▸ TASK DESCRIPTION
As an exercise in exact copying, transcribe the lines below from the one holding "Decode this image" through the last, with both ends included and pictures left out.

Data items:
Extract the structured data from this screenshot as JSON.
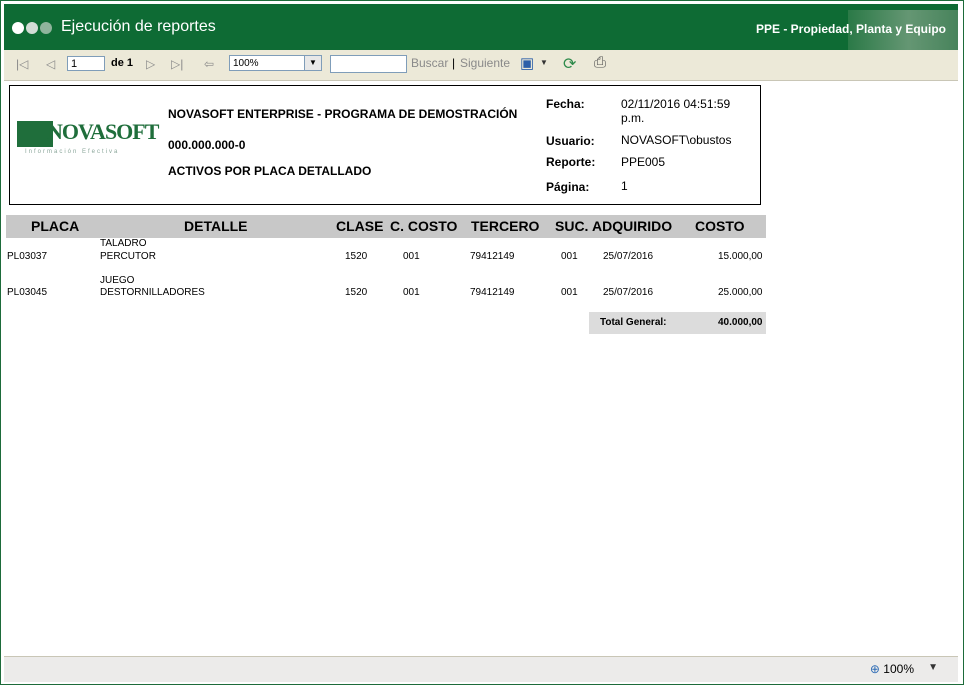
{
  "titlebar": {
    "title": "Ejecución de reportes",
    "module": "PPE - Propiedad, Planta y Equipo"
  },
  "toolbar": {
    "page_value": "1",
    "page_of": "de 1",
    "zoom": "100%",
    "search_value": "",
    "find_label": "Buscar",
    "separator": "|",
    "next_label": "Siguiente"
  },
  "report": {
    "logo": {
      "brand": "NOVASOFT",
      "tagline": "Información Efectiva"
    },
    "company": "NOVASOFT ENTERPRISE - PROGRAMA DE DEMOSTRACIÓN",
    "nit": "000.000.000-0",
    "report_title": "ACTIVOS POR PLACA DETALLADO",
    "meta": {
      "fecha_label": "Fecha:",
      "fecha_value_1": "02/11/2016 04:51:59",
      "fecha_value_2": "p.m.",
      "usuario_label": "Usuario:",
      "usuario_value": "NOVASOFT\\obustos",
      "reporte_label": "Reporte:",
      "reporte_value": "PPE005",
      "pagina_label": "Página:",
      "pagina_value": "1"
    },
    "columns": [
      "PLACA",
      "DETALLE",
      "CLASE",
      "C. COSTO",
      "TERCERO",
      "SUC.",
      "ADQUIRIDO",
      "COSTO"
    ],
    "rows": [
      {
        "placa": "PL03037",
        "detalle_1": "TALADRO",
        "detalle_2": "PERCUTOR",
        "clase": "1520",
        "ccosto": "001",
        "tercero": "79412149",
        "suc": "001",
        "adquirido": "25/07/2016",
        "costo": "15.000,00"
      },
      {
        "placa": "PL03045",
        "detalle_1": "JUEGO",
        "detalle_2": "DESTORNILLADORES",
        "clase": "1520",
        "ccosto": "001",
        "tercero": "79412149",
        "suc": "001",
        "adquirido": "25/07/2016",
        "costo": "25.000,00"
      }
    ],
    "total_label": "Total General:",
    "total_value": "40.000,00"
  },
  "statusbar": {
    "zoom": "100%"
  },
  "icons": [
    "first-page-icon",
    "previous-page-icon",
    "next-page-icon",
    "last-page-icon",
    "back-icon",
    "export-icon",
    "refresh-icon",
    "print-icon",
    "zoom-magnifier-icon",
    "dropdown-arrow-icon"
  ],
  "colors": {
    "titlebar": "#0e6b34",
    "toolbar": "#ece9d8",
    "column_header": "#c8c8c8",
    "total_bg": "#dcdcdc"
  }
}
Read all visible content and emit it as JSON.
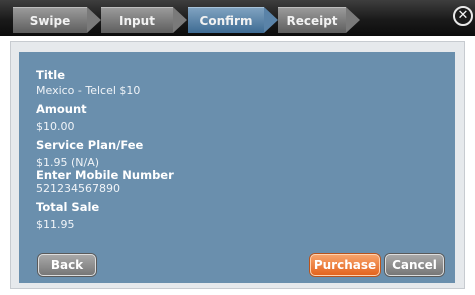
{
  "steps": [
    {
      "label": "Swipe"
    },
    {
      "label": "Input"
    },
    {
      "label": "Confirm"
    },
    {
      "label": "Receipt"
    }
  ],
  "active_step": "Confirm",
  "close_glyph": "✕",
  "fields": {
    "title_label": "Title",
    "title_value": "Mexico - Telcel $10",
    "amount_label": "Amount",
    "amount_value": "$10.00",
    "plan_label": "Service Plan/Fee",
    "plan_value": "$1.95 (N/A)",
    "mobile_label": "Enter Mobile Number",
    "mobile_value": "521234567890",
    "total_label": "Total Sale",
    "total_value": "$11.95"
  },
  "buttons": {
    "back": "Back",
    "purchase": "Purchase",
    "cancel": "Cancel"
  },
  "colors": {
    "panel": "#6a8fad",
    "active_step": "#5a83a8",
    "purchase": "#ec7834"
  },
  "icons": [
    "close-icon",
    "step-arrow-icon"
  ]
}
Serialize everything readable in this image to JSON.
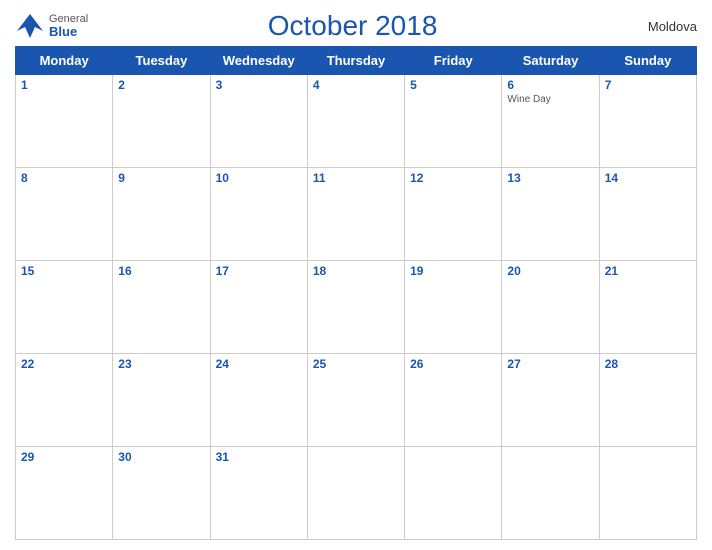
{
  "header": {
    "title": "October 2018",
    "country": "Moldova",
    "logo_general": "General",
    "logo_blue": "Blue"
  },
  "weekdays": [
    "Monday",
    "Tuesday",
    "Wednesday",
    "Thursday",
    "Friday",
    "Saturday",
    "Sunday"
  ],
  "weeks": [
    [
      {
        "day": "1",
        "holiday": ""
      },
      {
        "day": "2",
        "holiday": ""
      },
      {
        "day": "3",
        "holiday": ""
      },
      {
        "day": "4",
        "holiday": ""
      },
      {
        "day": "5",
        "holiday": ""
      },
      {
        "day": "6",
        "holiday": "Wine Day"
      },
      {
        "day": "7",
        "holiday": ""
      }
    ],
    [
      {
        "day": "8",
        "holiday": ""
      },
      {
        "day": "9",
        "holiday": ""
      },
      {
        "day": "10",
        "holiday": ""
      },
      {
        "day": "11",
        "holiday": ""
      },
      {
        "day": "12",
        "holiday": ""
      },
      {
        "day": "13",
        "holiday": ""
      },
      {
        "day": "14",
        "holiday": ""
      }
    ],
    [
      {
        "day": "15",
        "holiday": ""
      },
      {
        "day": "16",
        "holiday": ""
      },
      {
        "day": "17",
        "holiday": ""
      },
      {
        "day": "18",
        "holiday": ""
      },
      {
        "day": "19",
        "holiday": ""
      },
      {
        "day": "20",
        "holiday": ""
      },
      {
        "day": "21",
        "holiday": ""
      }
    ],
    [
      {
        "day": "22",
        "holiday": ""
      },
      {
        "day": "23",
        "holiday": ""
      },
      {
        "day": "24",
        "holiday": ""
      },
      {
        "day": "25",
        "holiday": ""
      },
      {
        "day": "26",
        "holiday": ""
      },
      {
        "day": "27",
        "holiday": ""
      },
      {
        "day": "28",
        "holiday": ""
      }
    ],
    [
      {
        "day": "29",
        "holiday": ""
      },
      {
        "day": "30",
        "holiday": ""
      },
      {
        "day": "31",
        "holiday": ""
      },
      {
        "day": "",
        "holiday": ""
      },
      {
        "day": "",
        "holiday": ""
      },
      {
        "day": "",
        "holiday": ""
      },
      {
        "day": "",
        "holiday": ""
      }
    ]
  ]
}
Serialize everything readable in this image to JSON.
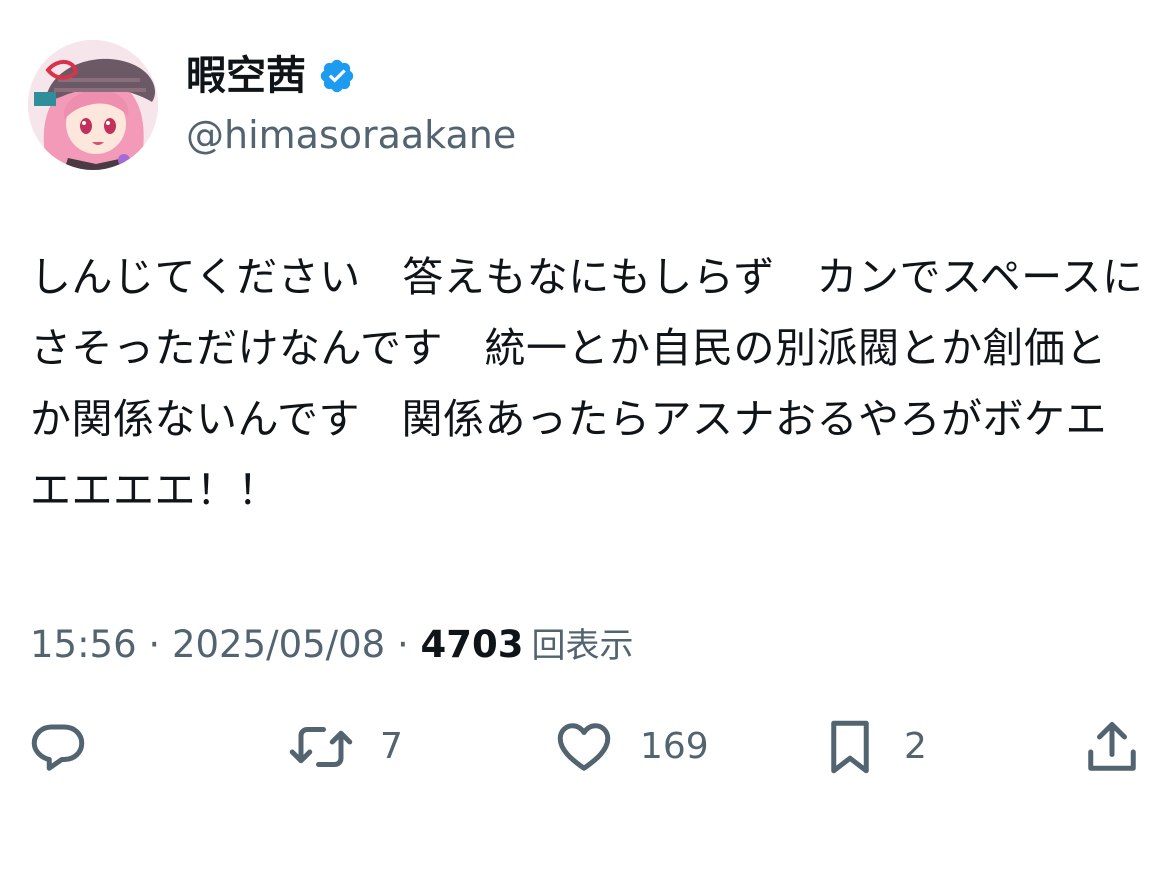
{
  "user": {
    "display_name": "暇空茜",
    "handle": "@himasoraakane",
    "verified": true,
    "verified_color": "#1d9bf0"
  },
  "tweet": {
    "text": "しんじてください　答えもなにもしらず　カンでスペースにさそっただけなんです　統一とか自民の別派閥とか創価とか関係ないんです　関係あったらアスナおるやろがボケエエエエエ！！",
    "time": "15:56",
    "separator": "·",
    "date": "2025/05/08",
    "views_count": "4703",
    "views_label": "回表示"
  },
  "actions": {
    "reply": {
      "icon": "reply-icon"
    },
    "retweet": {
      "icon": "retweet-icon",
      "count": "7"
    },
    "like": {
      "icon": "heart-icon",
      "count": "169"
    },
    "bookmark": {
      "icon": "bookmark-icon",
      "count": "2"
    },
    "share": {
      "icon": "share-icon"
    }
  },
  "colors": {
    "text_primary": "#0f1419",
    "text_secondary": "#536471",
    "background": "#ffffff"
  }
}
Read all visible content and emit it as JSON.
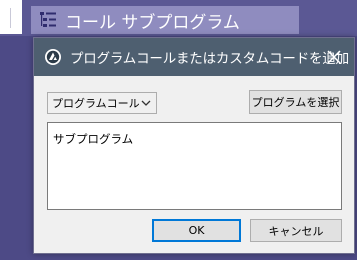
{
  "background": {
    "node_label": "コール サブプログラム",
    "node_icon": "list-icon"
  },
  "dialog": {
    "title": "プログラムコールまたはカスタムコードを追加",
    "title_icon": "app-logo-icon",
    "close_icon": "close-icon",
    "program_select": {
      "selected": "プログラムコール"
    },
    "select_program_label": "プログラムを選択",
    "code_value": "サブプログラム",
    "ok_label": "OK",
    "cancel_label": "キャンセル"
  },
  "colors": {
    "titlebar": "#4e5f70",
    "workspace": "#4d4a86",
    "node": "#8f8cbf",
    "focus_accent": "#0078d7"
  }
}
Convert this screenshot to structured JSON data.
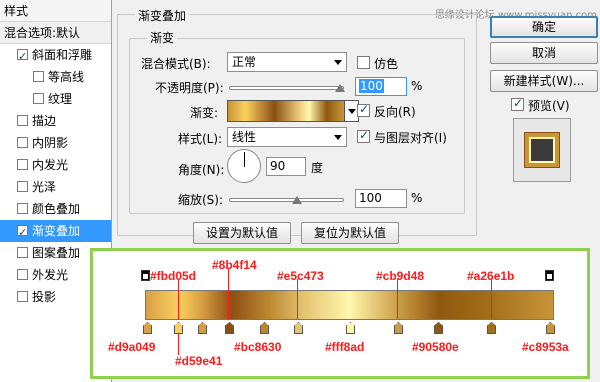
{
  "watermark": "思缘设计论坛 www.missyuan.com",
  "styles_panel": {
    "title": "样式",
    "blend_options": "混合选项:默认",
    "items": [
      {
        "label": "斜面和浮雕",
        "checked": true
      },
      {
        "label": "等高线",
        "checked": false
      },
      {
        "label": "纹理",
        "checked": false
      },
      {
        "label": "描边",
        "checked": false
      },
      {
        "label": "内阴影",
        "checked": false
      },
      {
        "label": "内发光",
        "checked": false
      },
      {
        "label": "光泽",
        "checked": false
      },
      {
        "label": "颜色叠加",
        "checked": false
      },
      {
        "label": "渐变叠加",
        "checked": true
      },
      {
        "label": "图案叠加",
        "checked": false
      },
      {
        "label": "外发光",
        "checked": false
      },
      {
        "label": "投影",
        "checked": false
      }
    ]
  },
  "gradient_overlay": {
    "group_title": "渐变叠加",
    "sub_title": "渐变",
    "blend_mode_label": "混合模式(B):",
    "blend_mode_value": "正常",
    "dither_label": "仿色",
    "opacity_label": "不透明度(P):",
    "opacity_value": "100",
    "opacity_unit": "%",
    "gradient_label": "渐变:",
    "reverse_label": "反向(R)",
    "style_label": "样式(L):",
    "style_value": "线性",
    "align_label": "与图层对齐(I)",
    "angle_label": "角度(N):",
    "angle_value": "90",
    "angle_unit": "度",
    "scale_label": "缩放(S):",
    "scale_value": "100",
    "scale_unit": "%",
    "make_default": "设置为默认值",
    "reset_default": "复位为默认值"
  },
  "buttons": {
    "ok": "确定",
    "cancel": "取消",
    "new_style": "新建样式(W)...",
    "preview_label": "预览(V)"
  },
  "gradient_stops": {
    "top_labels": [
      "#fbd05d",
      "#8b4f14",
      "#e5c473",
      "#cb9d48",
      "#a26e1b"
    ],
    "bottom_labels": [
      "#d9a049",
      "#d59e41",
      "#bc8630",
      "#fff8ad",
      "#90580e",
      "#c8953a"
    ],
    "colors": [
      "#d9a049",
      "#fbd05d",
      "#d59e41",
      "#8b4f14",
      "#bc8630",
      "#e5c473",
      "#fff8ad",
      "#cb9d48",
      "#90580e",
      "#a26e1b",
      "#c8953a"
    ]
  }
}
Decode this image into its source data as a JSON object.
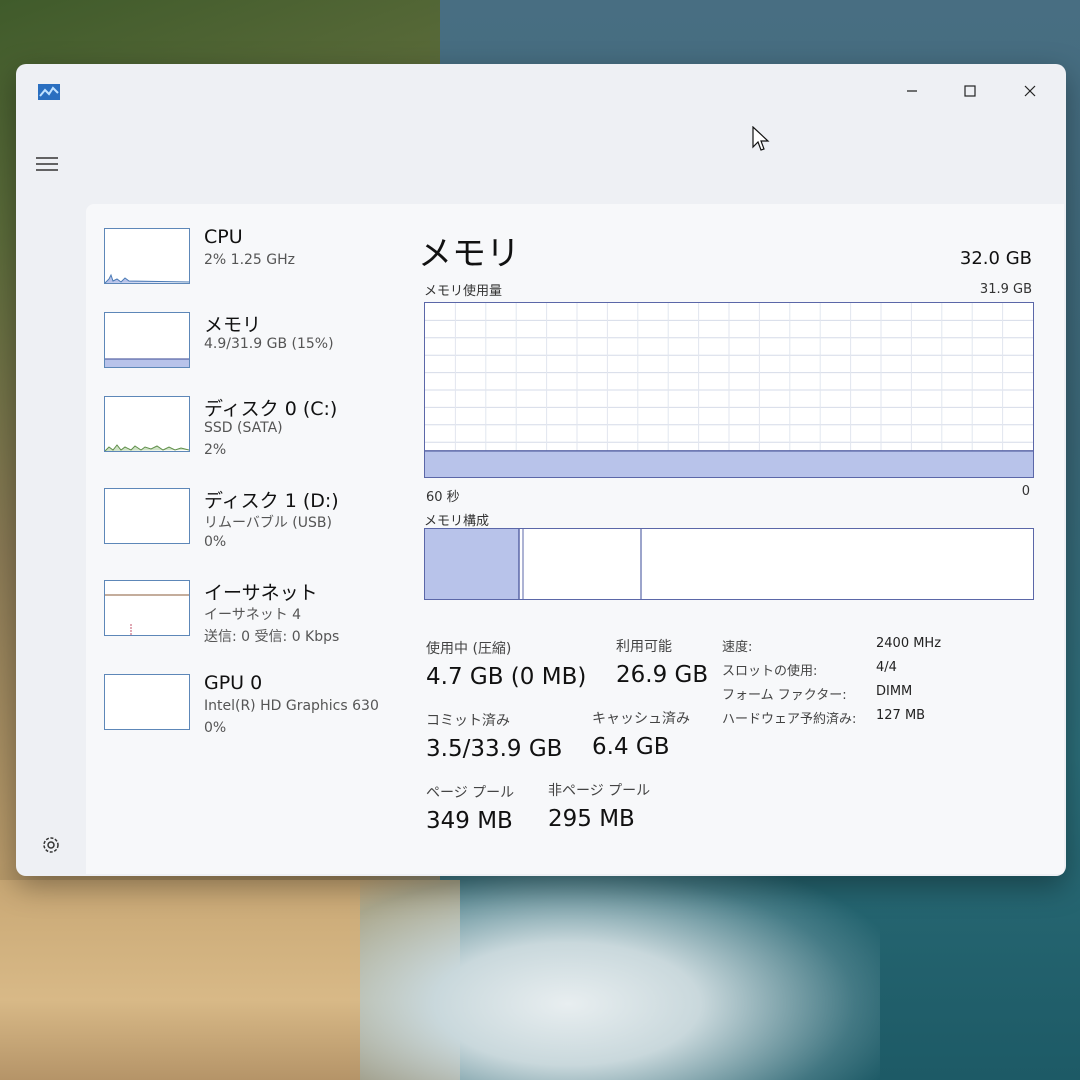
{
  "sidebar": {
    "items": [
      {
        "title": "CPU",
        "line1": "2%  1.25 GHz",
        "line2": ""
      },
      {
        "title": "メモリ",
        "line1": "4.9/31.9 GB (15%)",
        "line2": ""
      },
      {
        "title": "ディスク 0 (C:)",
        "line1": "SSD (SATA)",
        "line2": "2%"
      },
      {
        "title": "ディスク 1 (D:)",
        "line1": "リムーバブル (USB)",
        "line2": "0%"
      },
      {
        "title": "イーサネット",
        "line1": "イーサネット 4",
        "line2": "送信: 0 受信: 0 Kbps"
      },
      {
        "title": "GPU 0",
        "line1": "Intel(R) HD Graphics 630",
        "line2": "0%"
      }
    ]
  },
  "main": {
    "title": "メモリ",
    "total": "32.0 GB",
    "usage_label": "メモリ使用量",
    "usage_max": "31.9 GB",
    "usage_fraction": 0.15,
    "time_left": "60 秒",
    "time_right": "0",
    "composition_label": "メモリ構成",
    "stats": {
      "in_use_label": "使用中 (圧縮)",
      "in_use_value": "4.7 GB (0 MB)",
      "available_label": "利用可能",
      "available_value": "26.9 GB",
      "committed_label": "コミット済み",
      "committed_value": "3.5/33.9 GB",
      "cached_label": "キャッシュ済み",
      "cached_value": "6.4 GB",
      "paged_label": "ページ プール",
      "paged_value": "349 MB",
      "nonpaged_label": "非ページ プール",
      "nonpaged_value": "295 MB"
    },
    "details": [
      {
        "key": "速度:",
        "value": "2400 MHz"
      },
      {
        "key": "スロットの使用:",
        "value": "4/4"
      },
      {
        "key": "フォーム ファクター:",
        "value": "DIMM"
      },
      {
        "key": "ハードウェア予約済み:",
        "value": "127 MB"
      }
    ]
  },
  "colors": {
    "accent": "#5b67a8",
    "memory_fill": "#b8c3ea",
    "mini_border": "#5d87b8"
  }
}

▸ TASK RESULT
Decode this image into its source data as a JSON object.
{
  "sidebar": {
    "items": [
      {
        "title": "CPU",
        "line1": "2%  1.25 GHz",
        "line2": ""
      },
      {
        "title": "メモリ",
        "line1": "4.9/31.9 GB (15%)",
        "line2": ""
      },
      {
        "title": "ディスク 0 (C:)",
        "line1": "SSD (SATA)",
        "line2": "2%"
      },
      {
        "title": "ディスク 1 (D:)",
        "line1": "リムーバブル (USB)",
        "line2": "0%"
      },
      {
        "title": "イーサネット",
        "line1": "イーサネット 4",
        "line2": "送信: 0 受信: 0 Kbps"
      },
      {
        "title": "GPU 0",
        "line1": "Intel(R) HD Graphics 630",
        "line2": "0%"
      }
    ]
  },
  "main": {
    "title": "メモリ",
    "total": "32.0 GB",
    "usage_label": "メモリ使用量",
    "usage_max": "31.9 GB",
    "usage_fraction": 0.15,
    "time_left": "60 秒",
    "time_right": "0",
    "composition_label": "メモリ構成",
    "stats": {
      "in_use_label": "使用中 (圧縮)",
      "in_use_value": "4.7 GB (0 MB)",
      "available_label": "利用可能",
      "available_value": "26.9 GB",
      "committed_label": "コミット済み",
      "committed_value": "3.5/33.9 GB",
      "cached_label": "キャッシュ済み",
      "cached_value": "6.4 GB",
      "paged_label": "ページ プール",
      "paged_value": "349 MB",
      "nonpaged_label": "非ページ プール",
      "nonpaged_value": "295 MB"
    },
    "details": [
      {
        "key": "速度:",
        "value": "2400 MHz"
      },
      {
        "key": "スロットの使用:",
        "value": "4/4"
      },
      {
        "key": "フォーム ファクター:",
        "value": "DIMM"
      },
      {
        "key": "ハードウェア予約済み:",
        "value": "127 MB"
      }
    ]
  },
  "colors": {
    "accent": "#5b67a8",
    "memory_fill": "#b8c3ea",
    "mini_border": "#5d87b8"
  }
}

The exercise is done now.